__WHAT THIS TASK INVOLVES__
Every entry below must appear again, exactly as written.

__DATA EXCERPTS__
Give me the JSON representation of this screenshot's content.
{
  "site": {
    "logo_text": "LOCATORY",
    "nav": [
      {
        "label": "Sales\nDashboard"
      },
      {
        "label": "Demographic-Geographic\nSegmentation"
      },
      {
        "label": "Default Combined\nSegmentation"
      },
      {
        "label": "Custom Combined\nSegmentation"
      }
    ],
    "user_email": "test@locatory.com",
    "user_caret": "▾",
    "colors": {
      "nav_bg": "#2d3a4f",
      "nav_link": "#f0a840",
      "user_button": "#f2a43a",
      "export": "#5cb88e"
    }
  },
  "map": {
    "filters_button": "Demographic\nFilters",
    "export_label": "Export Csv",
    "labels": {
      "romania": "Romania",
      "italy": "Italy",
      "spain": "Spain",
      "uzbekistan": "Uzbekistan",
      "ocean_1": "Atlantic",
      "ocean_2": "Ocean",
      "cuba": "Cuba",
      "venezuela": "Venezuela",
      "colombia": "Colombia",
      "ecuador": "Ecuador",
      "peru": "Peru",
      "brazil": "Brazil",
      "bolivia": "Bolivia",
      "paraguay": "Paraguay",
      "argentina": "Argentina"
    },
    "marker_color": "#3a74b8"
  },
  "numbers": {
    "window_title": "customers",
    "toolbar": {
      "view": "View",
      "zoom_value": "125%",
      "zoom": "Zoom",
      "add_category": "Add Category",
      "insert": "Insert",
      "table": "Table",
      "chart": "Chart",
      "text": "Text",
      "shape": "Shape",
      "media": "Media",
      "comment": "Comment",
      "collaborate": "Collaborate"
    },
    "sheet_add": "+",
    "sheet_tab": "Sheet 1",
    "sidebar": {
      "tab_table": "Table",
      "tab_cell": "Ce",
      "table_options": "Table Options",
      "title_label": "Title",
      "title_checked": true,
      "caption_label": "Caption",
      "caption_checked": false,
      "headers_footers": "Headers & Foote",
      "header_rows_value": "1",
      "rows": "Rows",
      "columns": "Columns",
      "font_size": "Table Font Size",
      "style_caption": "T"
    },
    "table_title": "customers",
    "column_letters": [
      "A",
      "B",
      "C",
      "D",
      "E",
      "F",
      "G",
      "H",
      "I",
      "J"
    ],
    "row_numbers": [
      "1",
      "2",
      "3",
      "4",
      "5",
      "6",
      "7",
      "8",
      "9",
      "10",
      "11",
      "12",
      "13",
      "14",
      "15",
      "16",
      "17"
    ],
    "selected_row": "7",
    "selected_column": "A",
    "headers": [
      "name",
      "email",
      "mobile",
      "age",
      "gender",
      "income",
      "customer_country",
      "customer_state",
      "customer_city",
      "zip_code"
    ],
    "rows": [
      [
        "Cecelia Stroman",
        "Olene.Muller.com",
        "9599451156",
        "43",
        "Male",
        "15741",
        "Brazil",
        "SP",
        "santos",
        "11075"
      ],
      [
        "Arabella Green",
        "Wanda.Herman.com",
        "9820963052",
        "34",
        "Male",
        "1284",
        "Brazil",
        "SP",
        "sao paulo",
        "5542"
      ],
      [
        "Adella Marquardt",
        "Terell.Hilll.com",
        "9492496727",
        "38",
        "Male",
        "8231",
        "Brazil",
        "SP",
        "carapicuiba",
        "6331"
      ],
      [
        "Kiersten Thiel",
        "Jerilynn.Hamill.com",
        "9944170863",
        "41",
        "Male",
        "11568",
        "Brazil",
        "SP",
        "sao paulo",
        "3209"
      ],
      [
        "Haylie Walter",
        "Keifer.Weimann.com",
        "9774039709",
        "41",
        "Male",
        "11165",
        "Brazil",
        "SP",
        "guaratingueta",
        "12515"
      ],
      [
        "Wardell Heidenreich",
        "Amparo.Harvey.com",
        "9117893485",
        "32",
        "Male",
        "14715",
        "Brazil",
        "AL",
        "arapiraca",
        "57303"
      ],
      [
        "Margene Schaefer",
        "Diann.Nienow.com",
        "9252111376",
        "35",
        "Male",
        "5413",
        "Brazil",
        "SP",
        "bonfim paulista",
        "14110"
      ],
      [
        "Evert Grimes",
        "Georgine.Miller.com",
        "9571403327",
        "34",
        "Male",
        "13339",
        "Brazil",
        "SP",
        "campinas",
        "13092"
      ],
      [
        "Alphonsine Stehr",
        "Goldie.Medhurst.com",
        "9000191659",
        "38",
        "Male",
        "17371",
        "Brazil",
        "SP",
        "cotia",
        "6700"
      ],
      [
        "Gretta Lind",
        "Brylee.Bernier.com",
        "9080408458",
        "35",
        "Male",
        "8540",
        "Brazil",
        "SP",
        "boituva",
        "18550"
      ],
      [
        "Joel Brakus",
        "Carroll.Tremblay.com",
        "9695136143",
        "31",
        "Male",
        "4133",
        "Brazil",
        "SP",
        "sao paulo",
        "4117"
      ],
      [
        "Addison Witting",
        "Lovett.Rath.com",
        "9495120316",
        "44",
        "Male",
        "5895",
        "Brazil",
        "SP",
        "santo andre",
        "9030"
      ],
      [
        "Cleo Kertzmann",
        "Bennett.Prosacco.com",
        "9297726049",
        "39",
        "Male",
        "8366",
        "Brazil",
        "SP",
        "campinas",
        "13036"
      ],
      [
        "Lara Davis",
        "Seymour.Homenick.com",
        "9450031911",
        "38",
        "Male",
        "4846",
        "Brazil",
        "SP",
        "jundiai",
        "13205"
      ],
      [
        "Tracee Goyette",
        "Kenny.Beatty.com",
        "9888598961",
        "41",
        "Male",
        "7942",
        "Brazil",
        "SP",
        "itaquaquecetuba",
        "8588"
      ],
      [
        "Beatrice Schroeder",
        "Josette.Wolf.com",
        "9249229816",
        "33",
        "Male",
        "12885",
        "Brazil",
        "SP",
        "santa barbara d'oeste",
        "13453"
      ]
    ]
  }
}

__EXPECTED ANSWER__
Give me the JSON representation of this screenshot's content.
{
  "site": {
    "logo_text": "LOCATORY",
    "nav": [
      {
        "label": "Sales\nDashboard"
      },
      {
        "label": "Demographic-Geographic\nSegmentation"
      },
      {
        "label": "Default Combined\nSegmentation"
      },
      {
        "label": "Custom Combined\nSegmentation"
      }
    ],
    "user_email": "test@locatory.com",
    "user_caret": "▾",
    "colors": {
      "nav_bg": "#2d3a4f",
      "nav_link": "#f0a840",
      "user_button": "#f2a43a",
      "export": "#5cb88e"
    }
  },
  "map": {
    "filters_button": "Demographic\nFilters",
    "export_label": "Export Csv",
    "labels": {
      "romania": "Romania",
      "italy": "Italy",
      "spain": "Spain",
      "uzbekistan": "Uzbekistan",
      "ocean_1": "Atlantic",
      "ocean_2": "Ocean",
      "cuba": "Cuba",
      "venezuela": "Venezuela",
      "colombia": "Colombia",
      "ecuador": "Ecuador",
      "peru": "Peru",
      "brazil": "Brazil",
      "bolivia": "Bolivia",
      "paraguay": "Paraguay",
      "argentina": "Argentina"
    },
    "marker_color": "#3a74b8"
  },
  "numbers": {
    "window_title": "customers",
    "toolbar": {
      "view": "View",
      "zoom_value": "125%",
      "zoom": "Zoom",
      "add_category": "Add Category",
      "insert": "Insert",
      "table": "Table",
      "chart": "Chart",
      "text": "Text",
      "shape": "Shape",
      "media": "Media",
      "comment": "Comment",
      "collaborate": "Collaborate"
    },
    "sheet_add": "+",
    "sheet_tab": "Sheet 1",
    "sidebar": {
      "tab_table": "Table",
      "tab_cell": "Ce",
      "table_options": "Table Options",
      "title_label": "Title",
      "title_checked": true,
      "caption_label": "Caption",
      "caption_checked": false,
      "headers_footers": "Headers & Foote",
      "header_rows_value": "1",
      "rows": "Rows",
      "columns": "Columns",
      "font_size": "Table Font Size",
      "style_caption": "T"
    },
    "table_title": "customers",
    "column_letters": [
      "A",
      "B",
      "C",
      "D",
      "E",
      "F",
      "G",
      "H",
      "I",
      "J"
    ],
    "row_numbers": [
      "1",
      "2",
      "3",
      "4",
      "5",
      "6",
      "7",
      "8",
      "9",
      "10",
      "11",
      "12",
      "13",
      "14",
      "15",
      "16",
      "17"
    ],
    "selected_row": "7",
    "selected_column": "A",
    "headers": [
      "name",
      "email",
      "mobile",
      "age",
      "gender",
      "income",
      "customer_country",
      "customer_state",
      "customer_city",
      "zip_code"
    ],
    "rows": [
      [
        "Cecelia Stroman",
        "Olene.Muller.com",
        "9599451156",
        "43",
        "Male",
        "15741",
        "Brazil",
        "SP",
        "santos",
        "11075"
      ],
      [
        "Arabella Green",
        "Wanda.Herman.com",
        "9820963052",
        "34",
        "Male",
        "1284",
        "Brazil",
        "SP",
        "sao paulo",
        "5542"
      ],
      [
        "Adella Marquardt",
        "Terell.Hilll.com",
        "9492496727",
        "38",
        "Male",
        "8231",
        "Brazil",
        "SP",
        "carapicuiba",
        "6331"
      ],
      [
        "Kiersten Thiel",
        "Jerilynn.Hamill.com",
        "9944170863",
        "41",
        "Male",
        "11568",
        "Brazil",
        "SP",
        "sao paulo",
        "3209"
      ],
      [
        "Haylie Walter",
        "Keifer.Weimann.com",
        "9774039709",
        "41",
        "Male",
        "11165",
        "Brazil",
        "SP",
        "guaratingueta",
        "12515"
      ],
      [
        "Wardell Heidenreich",
        "Amparo.Harvey.com",
        "9117893485",
        "32",
        "Male",
        "14715",
        "Brazil",
        "AL",
        "arapiraca",
        "57303"
      ],
      [
        "Margene Schaefer",
        "Diann.Nienow.com",
        "9252111376",
        "35",
        "Male",
        "5413",
        "Brazil",
        "SP",
        "bonfim paulista",
        "14110"
      ],
      [
        "Evert Grimes",
        "Georgine.Miller.com",
        "9571403327",
        "34",
        "Male",
        "13339",
        "Brazil",
        "SP",
        "campinas",
        "13092"
      ],
      [
        "Alphonsine Stehr",
        "Goldie.Medhurst.com",
        "9000191659",
        "38",
        "Male",
        "17371",
        "Brazil",
        "SP",
        "cotia",
        "6700"
      ],
      [
        "Gretta Lind",
        "Brylee.Bernier.com",
        "9080408458",
        "35",
        "Male",
        "8540",
        "Brazil",
        "SP",
        "boituva",
        "18550"
      ],
      [
        "Joel Brakus",
        "Carroll.Tremblay.com",
        "9695136143",
        "31",
        "Male",
        "4133",
        "Brazil",
        "SP",
        "sao paulo",
        "4117"
      ],
      [
        "Addison Witting",
        "Lovett.Rath.com",
        "9495120316",
        "44",
        "Male",
        "5895",
        "Brazil",
        "SP",
        "santo andre",
        "9030"
      ],
      [
        "Cleo Kertzmann",
        "Bennett.Prosacco.com",
        "9297726049",
        "39",
        "Male",
        "8366",
        "Brazil",
        "SP",
        "campinas",
        "13036"
      ],
      [
        "Lara Davis",
        "Seymour.Homenick.com",
        "9450031911",
        "38",
        "Male",
        "4846",
        "Brazil",
        "SP",
        "jundiai",
        "13205"
      ],
      [
        "Tracee Goyette",
        "Kenny.Beatty.com",
        "9888598961",
        "41",
        "Male",
        "7942",
        "Brazil",
        "SP",
        "itaquaquecetuba",
        "8588"
      ],
      [
        "Beatrice Schroeder",
        "Josette.Wolf.com",
        "9249229816",
        "33",
        "Male",
        "12885",
        "Brazil",
        "SP",
        "santa barbara d'oeste",
        "13453"
      ]
    ]
  }
}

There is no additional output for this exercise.